### What you need to do
Track down each line that has the word "acciones" and copy it.

## BEGIN The data

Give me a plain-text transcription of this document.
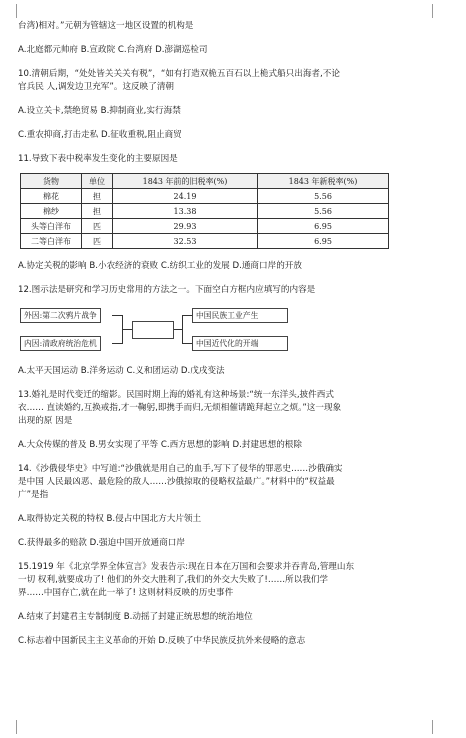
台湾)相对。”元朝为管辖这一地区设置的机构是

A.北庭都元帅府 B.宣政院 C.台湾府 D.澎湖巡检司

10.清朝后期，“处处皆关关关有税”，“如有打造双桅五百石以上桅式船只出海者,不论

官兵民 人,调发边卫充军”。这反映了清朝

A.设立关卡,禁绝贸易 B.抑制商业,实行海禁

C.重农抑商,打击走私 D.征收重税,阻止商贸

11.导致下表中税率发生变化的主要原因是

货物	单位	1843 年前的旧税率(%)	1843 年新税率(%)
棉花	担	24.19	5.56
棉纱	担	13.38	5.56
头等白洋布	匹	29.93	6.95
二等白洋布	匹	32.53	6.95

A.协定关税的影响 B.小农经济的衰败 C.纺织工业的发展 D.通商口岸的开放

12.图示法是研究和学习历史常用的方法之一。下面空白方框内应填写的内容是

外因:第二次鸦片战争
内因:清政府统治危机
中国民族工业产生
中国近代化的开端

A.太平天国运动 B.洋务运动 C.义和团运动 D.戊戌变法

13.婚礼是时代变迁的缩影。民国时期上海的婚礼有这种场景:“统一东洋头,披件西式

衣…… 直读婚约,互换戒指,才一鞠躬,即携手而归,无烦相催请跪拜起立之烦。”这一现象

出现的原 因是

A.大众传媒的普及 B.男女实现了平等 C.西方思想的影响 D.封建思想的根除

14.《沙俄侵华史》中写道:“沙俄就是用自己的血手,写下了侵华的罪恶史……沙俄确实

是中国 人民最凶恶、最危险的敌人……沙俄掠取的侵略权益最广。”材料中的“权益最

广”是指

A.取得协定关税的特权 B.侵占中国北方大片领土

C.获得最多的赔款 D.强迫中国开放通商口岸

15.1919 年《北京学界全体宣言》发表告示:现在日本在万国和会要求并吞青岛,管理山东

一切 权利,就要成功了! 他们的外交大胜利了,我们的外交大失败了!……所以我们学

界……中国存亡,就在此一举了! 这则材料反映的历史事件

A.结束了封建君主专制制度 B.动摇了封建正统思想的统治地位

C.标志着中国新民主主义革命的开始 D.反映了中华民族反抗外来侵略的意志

## END The data
## BEGIN The data

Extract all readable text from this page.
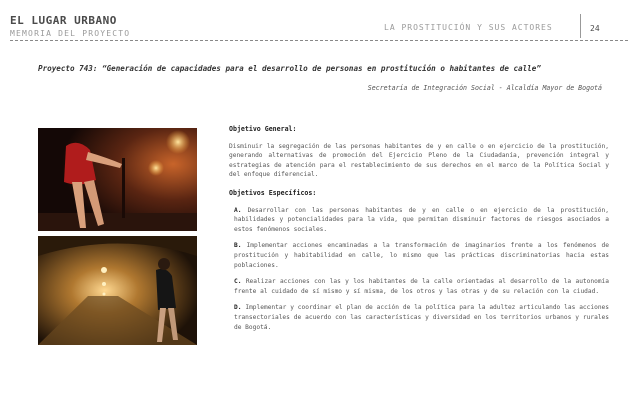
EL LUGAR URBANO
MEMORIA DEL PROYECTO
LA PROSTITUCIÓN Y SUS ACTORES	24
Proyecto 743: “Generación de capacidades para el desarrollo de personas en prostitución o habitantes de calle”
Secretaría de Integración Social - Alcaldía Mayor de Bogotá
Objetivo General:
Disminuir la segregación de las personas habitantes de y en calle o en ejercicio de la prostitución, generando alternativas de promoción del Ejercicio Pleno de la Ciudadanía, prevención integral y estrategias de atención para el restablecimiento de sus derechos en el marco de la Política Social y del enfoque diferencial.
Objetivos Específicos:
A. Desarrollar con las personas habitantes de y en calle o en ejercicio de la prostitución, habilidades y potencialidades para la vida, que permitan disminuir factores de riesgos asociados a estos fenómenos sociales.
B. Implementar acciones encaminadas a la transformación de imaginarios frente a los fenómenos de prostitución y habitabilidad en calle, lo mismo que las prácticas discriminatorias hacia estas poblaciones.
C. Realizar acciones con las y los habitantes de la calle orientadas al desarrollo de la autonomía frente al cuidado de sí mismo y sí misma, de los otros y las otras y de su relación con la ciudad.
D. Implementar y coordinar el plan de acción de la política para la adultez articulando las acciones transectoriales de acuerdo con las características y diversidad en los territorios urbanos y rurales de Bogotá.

## END The data

### Written solution
B. Implementar acciones encaminadas a la transformación de imaginarios frente a los fenómenos de prostitución y habitabilidad en calle, lo mismo que las prácticas discriminatorias hacia estas poblaciones.
C. Realizar acciones con las y los habitantes de la calle orientadas al desarrollo de la autonomía frente al cuidado de sí mismo y sí misma, de los otros y las otras y de su relación con la ciudad.
D. Implementar y coordinar el plan de acción de la política para la adultez articulando las acciones transectoriales de acuerdo con las características y diversidad en los territorios urbanos y rurales de Bogotá.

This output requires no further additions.